**Written instruction**
Return only the number of lines in the entries below that hold the word "Previsão".
▼
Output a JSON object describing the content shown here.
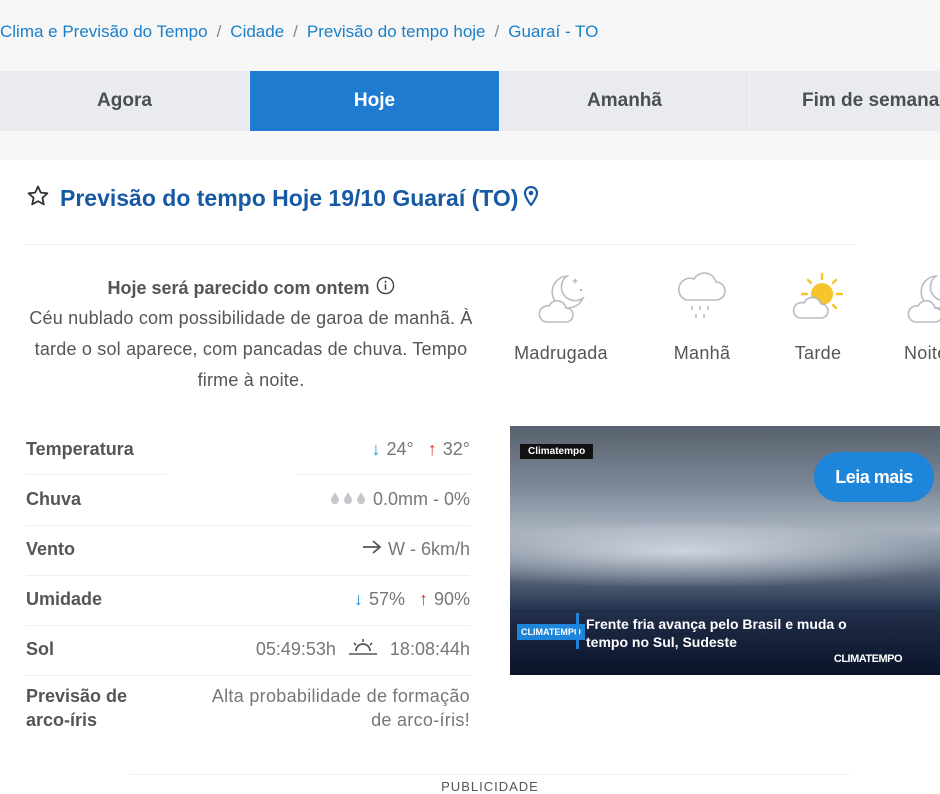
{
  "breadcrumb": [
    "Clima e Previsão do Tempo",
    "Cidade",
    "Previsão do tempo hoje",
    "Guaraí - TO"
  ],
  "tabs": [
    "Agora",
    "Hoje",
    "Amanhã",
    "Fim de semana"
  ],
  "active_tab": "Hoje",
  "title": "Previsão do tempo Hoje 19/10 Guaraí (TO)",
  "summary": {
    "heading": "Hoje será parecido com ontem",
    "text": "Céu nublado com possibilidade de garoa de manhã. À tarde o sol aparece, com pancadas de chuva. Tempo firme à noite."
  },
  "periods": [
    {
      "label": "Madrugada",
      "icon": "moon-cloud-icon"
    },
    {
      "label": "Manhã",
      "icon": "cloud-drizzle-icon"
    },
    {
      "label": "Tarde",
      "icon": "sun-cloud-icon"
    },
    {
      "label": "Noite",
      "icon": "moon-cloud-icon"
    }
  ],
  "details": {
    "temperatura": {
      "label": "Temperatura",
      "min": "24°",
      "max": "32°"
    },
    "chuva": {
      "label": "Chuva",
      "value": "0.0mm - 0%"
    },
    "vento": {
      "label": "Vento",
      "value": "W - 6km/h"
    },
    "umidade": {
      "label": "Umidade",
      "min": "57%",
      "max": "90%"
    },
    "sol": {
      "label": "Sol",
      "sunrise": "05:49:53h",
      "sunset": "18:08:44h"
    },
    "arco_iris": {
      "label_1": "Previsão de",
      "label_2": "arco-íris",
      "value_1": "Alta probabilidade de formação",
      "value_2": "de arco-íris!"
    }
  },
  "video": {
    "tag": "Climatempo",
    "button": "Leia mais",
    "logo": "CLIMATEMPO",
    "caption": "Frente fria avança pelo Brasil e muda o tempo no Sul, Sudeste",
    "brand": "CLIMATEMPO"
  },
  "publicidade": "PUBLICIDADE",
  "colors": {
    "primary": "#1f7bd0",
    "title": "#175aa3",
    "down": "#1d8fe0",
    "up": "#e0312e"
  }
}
▲
**Completed exercise**
4